Stored data
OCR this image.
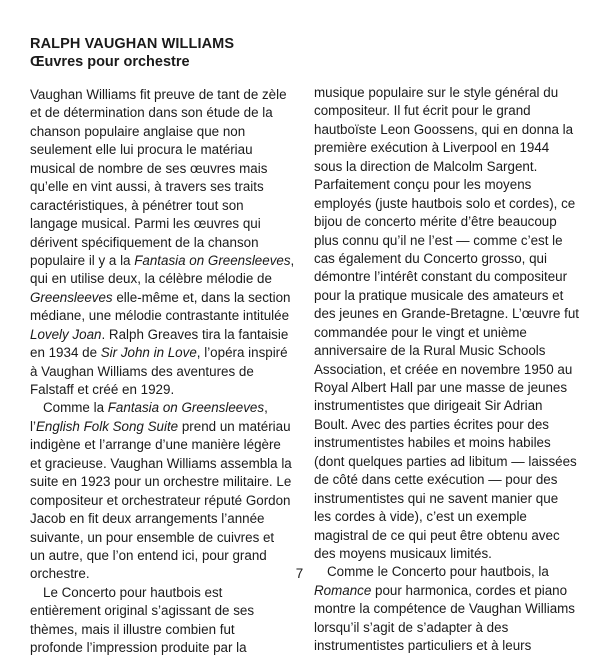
RALPH VAUGHAN WILLIAMS
Œuvres pour orchestre
Vaughan Williams fit preuve de tant de zèle
et de détermination dans son étude de la
chanson populaire anglaise que non
seulement elle lui procura le matériau
musical de nombre de ses œuvres mais
qu’elle en vint aussi, à travers ses traits
caractéristiques, à pénétrer tout son
langage musical. Parmi les œuvres qui
dérivent spécifiquement de la chanson
populaire il y a la Fantasia on Greensleeves,
qui en utilise deux, la célèbre mélodie de
Greensleeves elle-même et, dans la section
médiane, une mélodie contrastante intitulée
Lovely Joan. Ralph Greaves tira la fantaisie
en 1934 de Sir John in Love, l’opéra inspiré
à Vaughan Williams des aventures de
Falstaff et créé en 1929.
Comme la Fantasia on Greensleeves,
l’English Folk Song Suite prend un matériau
indigène et l’arrange d’une manière légère
et gracieuse. Vaughan Williams assembla la
suite en 1923 pour un orchestre militaire. Le
compositeur et orchestrateur réputé Gordon
Jacob en fit deux arrangements l’année
suivante, un pour ensemble de cuivres et
un autre, que l’on entend ici, pour grand
orchestre.
Le Concerto pour hautbois est
entièrement original s’agissant de ses
thèmes, mais il illustre combien fut
profonde l’impression produite par la
musique populaire sur le style général du
compositeur. Il fut écrit pour le grand
hautboïste Leon Goossens, qui en donna la
première exécution à Liverpool en 1944
sous la direction de Malcolm Sargent.
Parfaitement conçu pour les moyens
employés (juste hautbois solo et cordes), ce
bijou de concerto mérite d’être beaucoup
plus connu qu’il ne l’est — comme c’est le
cas également du Concerto grosso, qui
démontre l’intérêt constant du compositeur
pour la pratique musicale des amateurs et
des jeunes en Grande-Bretagne. L’œuvre fut
commandée pour le vingt et unième
anniversaire de la Rural Music Schools
Association, et créée en novembre 1950 au
Royal Albert Hall par une masse de jeunes
instrumentistes que dirigeait Sir Adrian
Boult. Avec des parties écrites pour des
instrumentistes habiles et moins habiles
(dont quelques parties ad libitum — laissées
de côté dans cette exécution — pour des
instrumentistes qui ne savent manier que
les cordes à vide), c’est un exemple
magistral de ce qui peut être obtenu avec
des moyens musicaux limités.
Comme le Concerto pour hautbois, la
Romance pour harmonica, cordes et piano
montre la compétence de Vaughan Williams
lorsqu’il s’agit de s’adapter à des
instrumentistes particuliers et à leurs
7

* _WHAT YOU HAVE TO DO_: Reply with the number of lines in the data that include the string "chanson" and nothing else.

* _ANSWER TO THIS EXERCISE_: 2